Data entries for graphics:
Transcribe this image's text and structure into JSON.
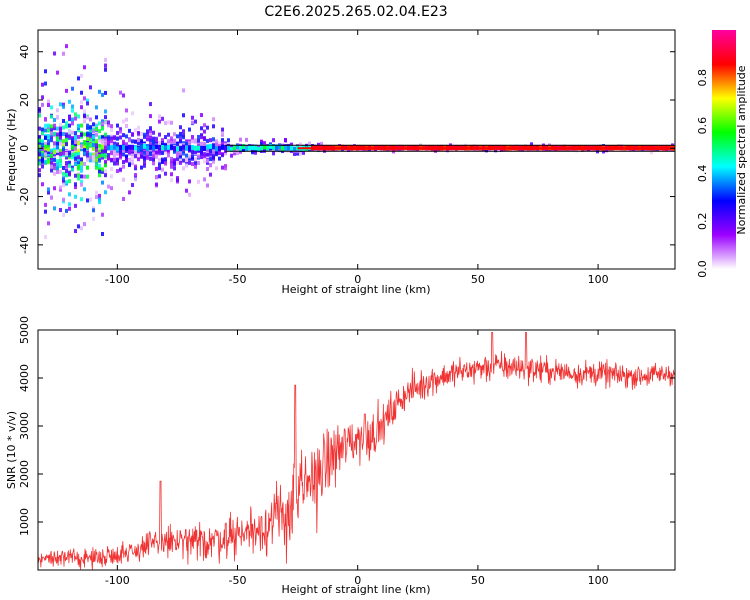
{
  "figure": {
    "title": "C2E6.2025.265.02.04.E23"
  },
  "chart_data": [
    {
      "type": "heatmap",
      "xlabel": "Height of straight line (km)",
      "ylabel": "Frequency (Hz)",
      "xlim": [
        -133,
        132
      ],
      "ylim": [
        -50,
        49
      ],
      "xticks": [
        -100,
        -50,
        0,
        50,
        100
      ],
      "yticks": [
        -40,
        -20,
        0,
        20,
        40
      ],
      "colorbar": {
        "label": "Normalized spectral amplitude",
        "range": [
          0,
          1
        ],
        "ticks": [
          0.0,
          0.2,
          0.4,
          0.6,
          0.8
        ],
        "colormap": [
          "#ffffff",
          "#9b00ff",
          "#0000ff",
          "#00ffff",
          "#00ff00",
          "#ffff00",
          "#ff0000",
          "#ff00a0"
        ]
      },
      "features": {
        "carrier_frequency_hz": 0,
        "carrier_visible_from_km": -55,
        "noise_region_km": [
          -133,
          -55
        ],
        "strong_scatter_region_km": [
          -133,
          -105
        ]
      },
      "line_color": "#000000"
    },
    {
      "type": "line",
      "xlabel": "Height of straight line (km)",
      "ylabel": "SNR (10 * v/v)",
      "xlim": [
        -133,
        132
      ],
      "ylim": [
        0,
        5000
      ],
      "xticks": [
        -100,
        -50,
        0,
        50,
        100
      ],
      "yticks": [
        1000,
        2000,
        3000,
        4000,
        5000
      ],
      "series_color": "#f03232",
      "trend": {
        "x": [
          -133,
          -110,
          -100,
          -90,
          -80,
          -70,
          -60,
          -50,
          -40,
          -30,
          -25,
          -20,
          -15,
          -10,
          -5,
          0,
          5,
          10,
          15,
          20,
          25,
          30,
          40,
          50,
          60,
          70,
          80,
          90,
          100,
          110,
          120,
          132
        ],
        "y": [
          250,
          250,
          330,
          450,
          600,
          550,
          620,
          750,
          900,
          1150,
          1500,
          1800,
          2100,
          2400,
          2600,
          2750,
          2800,
          3000,
          3350,
          3700,
          3800,
          3950,
          4100,
          4200,
          4250,
          4200,
          4150,
          4100,
          4100,
          4050,
          4050,
          4100
        ]
      },
      "noise_amplitude": {
        "x": [
          -133,
          -100,
          -80,
          -60,
          -40,
          -30,
          -20,
          -10,
          0,
          10,
          20,
          40,
          60,
          132
        ],
        "y": [
          130,
          180,
          300,
          350,
          450,
          700,
          750,
          550,
          450,
          350,
          280,
          250,
          250,
          200
        ]
      },
      "peaks": {
        "x": [
          -82,
          -26,
          3,
          56,
          70
        ],
        "y": [
          1850,
          3850,
          3250,
          4950,
          4950
        ]
      }
    }
  ]
}
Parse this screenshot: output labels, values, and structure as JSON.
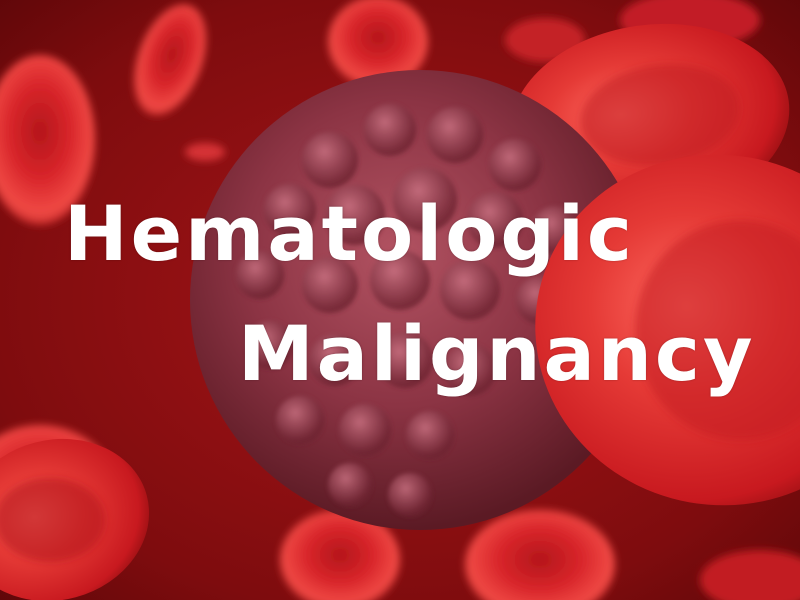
{
  "title": {
    "line1": "Hematologic",
    "line2": "Malignancy"
  },
  "colors": {
    "background": "#8a0f12",
    "red_cell": "#d8242a",
    "red_cell_highlight": "#ff5a55",
    "cancer_cell": "#8a3442",
    "text": "#ffffff"
  }
}
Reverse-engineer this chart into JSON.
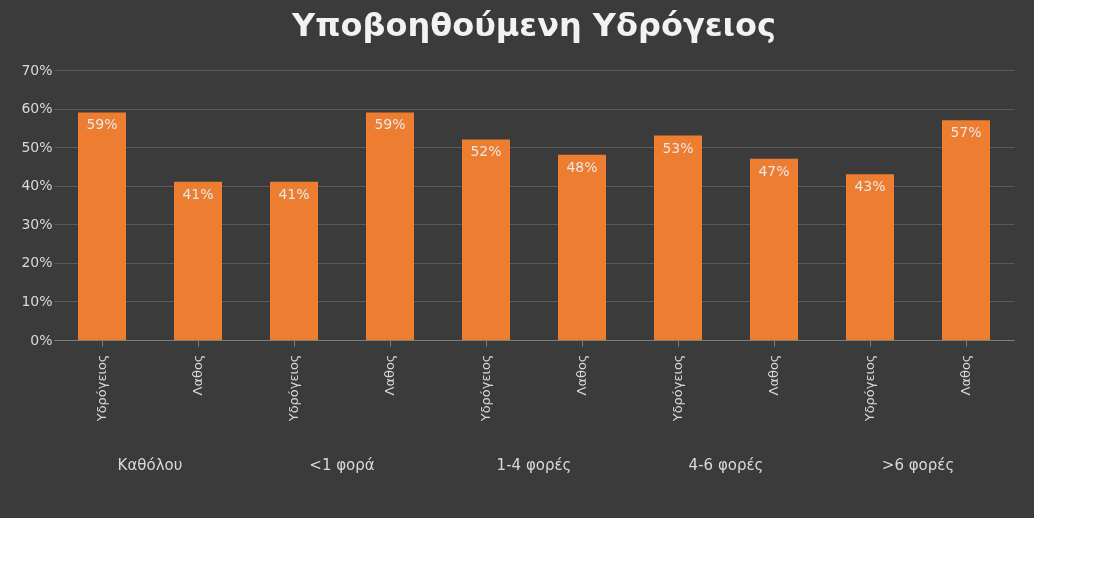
{
  "chart_data": {
    "type": "bar",
    "title": "Υποβοηθούμενη Υδρόγειος",
    "categories": [
      "Υδρόγειος",
      "Λαθος",
      "Υδρόγειος",
      "Λαθος",
      "Υδρόγειος",
      "Λαθος",
      "Υδρόγειος",
      "Λαθος",
      "Υδρόγειος",
      "Λαθος"
    ],
    "values": [
      59,
      41,
      41,
      59,
      52,
      48,
      53,
      47,
      43,
      57
    ],
    "color": "#ed7d31",
    "data_labels": true,
    "value_labels": [
      "59%",
      "41%",
      "41%",
      "59%",
      "52%",
      "48%",
      "53%",
      "47%",
      "43%",
      "57%"
    ],
    "ylim": [
      0,
      70
    ],
    "yticks": [
      {
        "value": 0,
        "label": "0%"
      },
      {
        "value": 10,
        "label": "10%"
      },
      {
        "value": 20,
        "label": "20%"
      },
      {
        "value": 30,
        "label": "30%"
      },
      {
        "value": 40,
        "label": "40%"
      },
      {
        "value": 50,
        "label": "50%"
      },
      {
        "value": 60,
        "label": "60%"
      },
      {
        "value": 70,
        "label": "70%"
      }
    ],
    "grid": "y",
    "annotations": [
      "Καθόλου",
      "<1 φορά",
      "1-4 φορές",
      "4-6 φορές",
      ">6 φορές"
    ]
  }
}
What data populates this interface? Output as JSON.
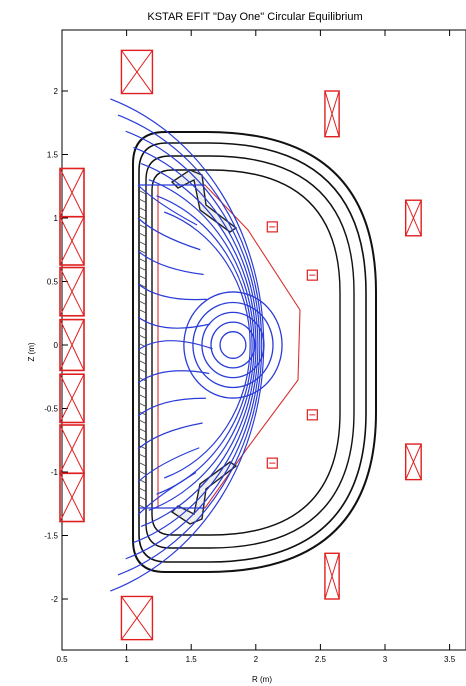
{
  "figure": {
    "title": "KSTAR EFIT \"Day One\" Circular Equilibrium",
    "xlabel": "R (m)",
    "ylabel": "Z (m)"
  },
  "axes": {
    "xlim": [
      0.5,
      3.2
    ],
    "ylim": [
      -2.1,
      2.45
    ],
    "xticks": [
      {
        "value": 0.5,
        "label": "0.5"
      },
      {
        "value": 1.0,
        "label": "1"
      },
      {
        "value": 1.5,
        "label": "1.5"
      },
      {
        "value": 2.0,
        "label": "2"
      },
      {
        "value": 2.5,
        "label": "2.5"
      },
      {
        "value": 3.0,
        "label": "3"
      },
      {
        "value": 3.5,
        "label": "3.5"
      }
    ],
    "yticks": [
      {
        "value": 2.0,
        "label": "2"
      },
      {
        "value": 1.5,
        "label": "1.5"
      },
      {
        "value": 1.0,
        "label": "1"
      },
      {
        "value": 0.5,
        "label": "0.5"
      },
      {
        "value": 0.0,
        "label": "0"
      },
      {
        "value": -0.5,
        "label": "-0.5"
      },
      {
        "value": -1.0,
        "label": "-1"
      },
      {
        "value": -1.5,
        "label": "-1.5"
      },
      {
        "value": -2.0,
        "label": "-2"
      }
    ]
  },
  "colors": {
    "coil": "#e02020",
    "flux": "#2a3cd8",
    "vessel": "#111111",
    "limiter": "#d83030"
  },
  "plasma": {
    "R0": 1.8,
    "Z0": 0.0
  },
  "vessel": {
    "outer_R_in": 1.13,
    "outer_R_out": 2.96,
    "outer_top": 1.73,
    "outer_bottom": -1.82,
    "layers": 4
  },
  "pf_coils": [
    {
      "id": "pf1",
      "R": 1.08,
      "Z": 2.15,
      "w": 0.24,
      "h": 0.34
    },
    {
      "id": "pf2",
      "R": 2.59,
      "Z": 1.82,
      "w": 0.11,
      "h": 0.36
    },
    {
      "id": "pf3",
      "R": 3.22,
      "Z": 1.0,
      "w": 0.12,
      "h": 0.28
    },
    {
      "id": "pf4",
      "R": 3.22,
      "Z": -0.92,
      "w": 0.12,
      "h": 0.28
    },
    {
      "id": "pf5",
      "R": 2.59,
      "Z": -1.82,
      "w": 0.11,
      "h": 0.36
    },
    {
      "id": "pf6",
      "R": 1.08,
      "Z": -2.15,
      "w": 0.24,
      "h": 0.34
    }
  ],
  "cs_coils": [
    {
      "Z": 1.2,
      "h": 0.38
    },
    {
      "Z": 0.82,
      "h": 0.38
    },
    {
      "Z": 0.42,
      "h": 0.38
    },
    {
      "Z": 0.0,
      "h": 0.4
    },
    {
      "Z": -0.42,
      "h": 0.38
    },
    {
      "Z": -0.82,
      "h": 0.38
    },
    {
      "Z": -1.2,
      "h": 0.38
    }
  ],
  "passive_coils": [
    {
      "R": 2.12,
      "Z": 0.93
    },
    {
      "R": 2.43,
      "Z": 0.55
    },
    {
      "R": 2.43,
      "Z": -0.55
    },
    {
      "R": 2.12,
      "Z": -0.93
    }
  ],
  "flux_surfaces": [
    {
      "a": 0.1,
      "kappa": 1.05
    },
    {
      "a": 0.17,
      "kappa": 1.06
    },
    {
      "a": 0.24,
      "kappa": 1.07
    },
    {
      "a": 0.31,
      "kappa": 1.08
    },
    {
      "a": 0.38,
      "kappa": 1.1
    }
  ]
}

Exercise:
Your task is to list each line of the records with the word "into".

Solution for this problem:
Transcribe this image's text and structure into JSON.
Reverse-engineer this chart into JSON.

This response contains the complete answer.